> [Your goal] Write out each line word for word. Drop pictures.

--- START OF Material shown ---

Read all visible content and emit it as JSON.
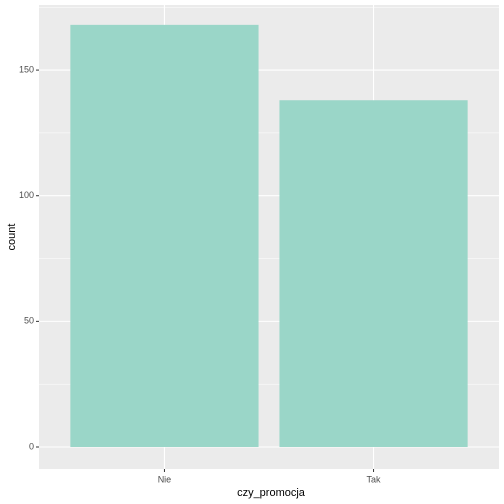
{
  "chart_data": {
    "type": "bar",
    "x_label": "czy_promocja",
    "y_label": "count",
    "categories": [
      "Nie",
      "Tak"
    ],
    "values": [
      168,
      138
    ],
    "color": "#9ad6c8",
    "ylim": [
      -8.75,
      175.9
    ],
    "yticks": [
      0,
      50,
      100,
      150
    ],
    "yminor": [
      25,
      75,
      125,
      175
    ],
    "grid": true
  }
}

--- END OF Material shown ---

> [Expected answer]
Read all visible content and emit it as JSON.
{
  "chart_data": {
    "type": "bar",
    "x_label": "czy_promocja",
    "y_label": "count",
    "categories": [
      "Nie",
      "Tak"
    ],
    "values": [
      168,
      138
    ],
    "color": "#9ad6c8",
    "ylim": [
      -8.75,
      175.9
    ],
    "yticks": [
      0,
      50,
      100,
      150
    ],
    "yminor": [
      25,
      75,
      125,
      175
    ],
    "grid": true
  }
}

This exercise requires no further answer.